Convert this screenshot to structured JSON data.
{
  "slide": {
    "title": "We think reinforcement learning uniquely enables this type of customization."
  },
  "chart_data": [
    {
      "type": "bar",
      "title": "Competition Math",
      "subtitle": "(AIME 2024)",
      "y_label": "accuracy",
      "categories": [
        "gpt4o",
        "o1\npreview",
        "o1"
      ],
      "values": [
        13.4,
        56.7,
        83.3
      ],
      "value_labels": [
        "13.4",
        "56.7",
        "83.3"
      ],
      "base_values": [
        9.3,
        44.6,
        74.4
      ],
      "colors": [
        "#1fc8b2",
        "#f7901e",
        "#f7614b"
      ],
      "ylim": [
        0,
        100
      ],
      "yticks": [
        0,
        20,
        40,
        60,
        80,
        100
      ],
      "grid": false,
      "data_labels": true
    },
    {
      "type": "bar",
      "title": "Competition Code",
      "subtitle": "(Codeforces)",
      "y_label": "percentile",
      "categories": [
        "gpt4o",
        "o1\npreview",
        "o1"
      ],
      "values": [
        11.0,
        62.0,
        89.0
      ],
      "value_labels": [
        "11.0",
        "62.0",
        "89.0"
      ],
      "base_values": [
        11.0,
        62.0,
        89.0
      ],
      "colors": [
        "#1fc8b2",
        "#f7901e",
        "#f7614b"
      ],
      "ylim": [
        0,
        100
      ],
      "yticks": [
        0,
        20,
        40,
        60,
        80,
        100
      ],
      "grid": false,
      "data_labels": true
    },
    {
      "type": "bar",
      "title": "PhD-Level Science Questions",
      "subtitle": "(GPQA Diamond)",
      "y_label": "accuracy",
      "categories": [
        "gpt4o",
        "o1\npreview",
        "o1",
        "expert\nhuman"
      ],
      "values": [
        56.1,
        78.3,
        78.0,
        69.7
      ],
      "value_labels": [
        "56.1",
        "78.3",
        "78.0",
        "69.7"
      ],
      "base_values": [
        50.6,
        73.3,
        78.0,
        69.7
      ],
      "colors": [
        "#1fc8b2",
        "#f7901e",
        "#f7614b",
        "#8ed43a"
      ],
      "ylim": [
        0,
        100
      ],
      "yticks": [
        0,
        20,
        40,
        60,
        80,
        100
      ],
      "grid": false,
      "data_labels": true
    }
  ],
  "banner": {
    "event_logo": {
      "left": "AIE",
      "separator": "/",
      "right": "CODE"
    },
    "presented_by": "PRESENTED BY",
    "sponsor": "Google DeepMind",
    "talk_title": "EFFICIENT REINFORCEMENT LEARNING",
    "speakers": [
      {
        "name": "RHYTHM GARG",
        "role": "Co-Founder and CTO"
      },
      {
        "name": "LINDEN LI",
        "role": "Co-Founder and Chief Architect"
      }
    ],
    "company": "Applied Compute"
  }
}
* * * * * * * * *
### [Set exercise]
Return the whole listing exactly.

### [Written solution]
Convert this screenshot to structured JSON data.
{
  "slide": {
    "title": "We think reinforcement learning uniquely enables this type of customization."
  },
  "chart_data": [
    {
      "type": "bar",
      "title": "Competition Math",
      "subtitle": "(AIME 2024)",
      "y_label": "accuracy",
      "categories": [
        "gpt4o",
        "o1\npreview",
        "o1"
      ],
      "values": [
        13.4,
        56.7,
        83.3
      ],
      "value_labels": [
        "13.4",
        "56.7",
        "83.3"
      ],
      "base_values": [
        9.3,
        44.6,
        74.4
      ],
      "colors": [
        "#1fc8b2",
        "#f7901e",
        "#f7614b"
      ],
      "ylim": [
        0,
        100
      ],
      "yticks": [
        0,
        20,
        40,
        60,
        80,
        100
      ],
      "grid": false,
      "data_labels": true
    },
    {
      "type": "bar",
      "title": "Competition Code",
      "subtitle": "(Codeforces)",
      "y_label": "percentile",
      "categories": [
        "gpt4o",
        "o1\npreview",
        "o1"
      ],
      "values": [
        11.0,
        62.0,
        89.0
      ],
      "value_labels": [
        "11.0",
        "62.0",
        "89.0"
      ],
      "base_values": [
        11.0,
        62.0,
        89.0
      ],
      "colors": [
        "#1fc8b2",
        "#f7901e",
        "#f7614b"
      ],
      "ylim": [
        0,
        100
      ],
      "yticks": [
        0,
        20,
        40,
        60,
        80,
        100
      ],
      "grid": false,
      "data_labels": true
    },
    {
      "type": "bar",
      "title": "PhD-Level Science Questions",
      "subtitle": "(GPQA Diamond)",
      "y_label": "accuracy",
      "categories": [
        "gpt4o",
        "o1\npreview",
        "o1",
        "expert\nhuman"
      ],
      "values": [
        56.1,
        78.3,
        78.0,
        69.7
      ],
      "value_labels": [
        "56.1",
        "78.3",
        "78.0",
        "69.7"
      ],
      "base_values": [
        50.6,
        73.3,
        78.0,
        69.7
      ],
      "colors": [
        "#1fc8b2",
        "#f7901e",
        "#f7614b",
        "#8ed43a"
      ],
      "ylim": [
        0,
        100
      ],
      "yticks": [
        0,
        20,
        40,
        60,
        80,
        100
      ],
      "grid": false,
      "data_labels": true
    }
  ],
  "banner": {
    "event_logo": {
      "left": "AIE",
      "separator": "/",
      "right": "CODE"
    },
    "presented_by": "PRESENTED BY",
    "sponsor": "Google DeepMind",
    "talk_title": "EFFICIENT REINFORCEMENT LEARNING",
    "speakers": [
      {
        "name": "RHYTHM GARG",
        "role": "Co-Founder and CTO"
      },
      {
        "name": "LINDEN LI",
        "role": "Co-Founder and Chief Architect"
      }
    ],
    "company": "Applied Compute"
  }
}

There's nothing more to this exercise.